# [PROMPT A]
Quote the Nashville studio news text word for word, between "Elefante also denied" and "high-end, film-oriented facility.", inclusive.
# [PROMPT B]
Write what comes next in the Nashville studio news text, picking up after its final sentence.

BEGIN TEXT PASSAGE

Elefante also denied that there had been staff cutbacks at the studio, saying that layoffs had taken place at Pamplin Records, a record label in Portland, Ore., and one of the Elefante's other businesses, and that the layoffs were in preparation for relocating the label's operations to Nashville. Only one studio staffer, a technician, has been laid off from Sound Kitchen, he says. The facility has also shelved plans, announced over a year ago, to build a film and video shooting stage and post-production facility, citing a failure to reach an agreement with a prospective partner. However, Elefante says he still believes that the Nashville area could support a high-end, film-oriented facility.

A number of recent changes at MasterMix: MasterVision, which launched Nashville's first DVD authoring operation in 1998, has terminated the partnership it was based on. The company operated as a sister company to 15-year-old audio mastering facility MasterMix, in the same new Russ Berger-designed facility both companies moved into two years ago. MasterVision was a venture between MasterMix owner and chief engineer Hank Williams and rental company Equipment Pool owner Mike Poston. Both Poston and Williams describe the decision to terminate the venture as mutual.

END TEXT PASSAGE
BEGIN DATASET RECORDS

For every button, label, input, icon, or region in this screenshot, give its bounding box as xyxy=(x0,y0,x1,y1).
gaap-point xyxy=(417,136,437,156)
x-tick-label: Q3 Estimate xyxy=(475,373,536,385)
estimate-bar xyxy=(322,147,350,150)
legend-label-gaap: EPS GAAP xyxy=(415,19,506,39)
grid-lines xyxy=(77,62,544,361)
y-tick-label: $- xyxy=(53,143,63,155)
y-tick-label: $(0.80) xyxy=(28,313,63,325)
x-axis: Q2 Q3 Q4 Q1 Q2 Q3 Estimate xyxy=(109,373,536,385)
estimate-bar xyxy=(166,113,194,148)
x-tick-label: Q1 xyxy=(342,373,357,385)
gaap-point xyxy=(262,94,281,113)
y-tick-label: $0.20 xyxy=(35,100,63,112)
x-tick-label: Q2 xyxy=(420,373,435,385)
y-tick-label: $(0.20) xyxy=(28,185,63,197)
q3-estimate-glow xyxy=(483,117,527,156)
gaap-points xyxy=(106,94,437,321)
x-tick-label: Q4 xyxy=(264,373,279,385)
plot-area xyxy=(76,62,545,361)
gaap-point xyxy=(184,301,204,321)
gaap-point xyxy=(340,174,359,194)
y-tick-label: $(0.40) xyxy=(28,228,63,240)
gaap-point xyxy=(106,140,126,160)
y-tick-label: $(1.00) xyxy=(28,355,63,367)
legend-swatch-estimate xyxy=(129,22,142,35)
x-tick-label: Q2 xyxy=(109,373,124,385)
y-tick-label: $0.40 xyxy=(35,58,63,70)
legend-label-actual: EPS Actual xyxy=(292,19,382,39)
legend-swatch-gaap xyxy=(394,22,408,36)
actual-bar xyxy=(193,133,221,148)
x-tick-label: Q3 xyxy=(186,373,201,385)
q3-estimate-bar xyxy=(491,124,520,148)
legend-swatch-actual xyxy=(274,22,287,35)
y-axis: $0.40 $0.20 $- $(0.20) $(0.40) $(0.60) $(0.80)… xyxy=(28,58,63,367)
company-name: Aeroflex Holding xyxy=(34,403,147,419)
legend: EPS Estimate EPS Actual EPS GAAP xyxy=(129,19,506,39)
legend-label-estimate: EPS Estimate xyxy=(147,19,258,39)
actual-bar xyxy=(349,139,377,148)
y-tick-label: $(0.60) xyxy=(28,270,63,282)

END DATASET RECORDS

# [RESPONSE AREA A]
Elefante also denied that there had been staff cutbacks at the studio, saying that layoffs had taken place at Pamplin Records, a record label in Portland, Ore., and one of the Elefante's other businesses, and that the layoffs were in preparation for relocating the label's operations to Nashville. Only one studio staffer, a technician, has been laid off from Sound Kitchen, he says. The facility has also shelved plans, announced over a year ago, to build a film and video shooting stage and post-production facility, citing a failure to reach an agreement with a prospective partner. However, Elefante says he still believes that the Nashville area could support a high-end, film-oriented facility.

# [RESPONSE AREA B]
In its place, Williams established MasterMix Media, which will be based out of the same space once occupied by MasterVision. The company will also provide most of the same new-media services, including DVD authoring, while MasterMix continues to do audio mastering. One new service available for DVD clients is Weblinking from discs, enabled by the addition, in November, of a Sonic Solutions E-DVD add-on to the Sonic Creator system that the company uses for DVD authoring.

Other changes at the company include the departure of Tracy Martinson, former director of new media for MasterVision and one of the brightest of Nashville's few new-media tech stars. Williams gave no reason for Martinson's departure. In her place, Devin Pense takes over in that position, and Jim Kaiser, a longtime fixture in Nashville's engineering community and formerly of Studio Techs, comes on as director of technical operations.

When MasterVision was launched two years ago, it seemed to herald a new era in Nashville's media history. While studios began a long downward spiral that took at least one major mastering facility—Masterfonics—with them, Williams was looking to new-media formats as the key to future success. MasterVision had one significant coup right out of the box when it landed a nonexclusive contract to provide authoring services for Bertelsmann/RCA's Sonopress disc manufacturing facility in North Carolina, which had just started DVD replication at the time. That relationship remains in place.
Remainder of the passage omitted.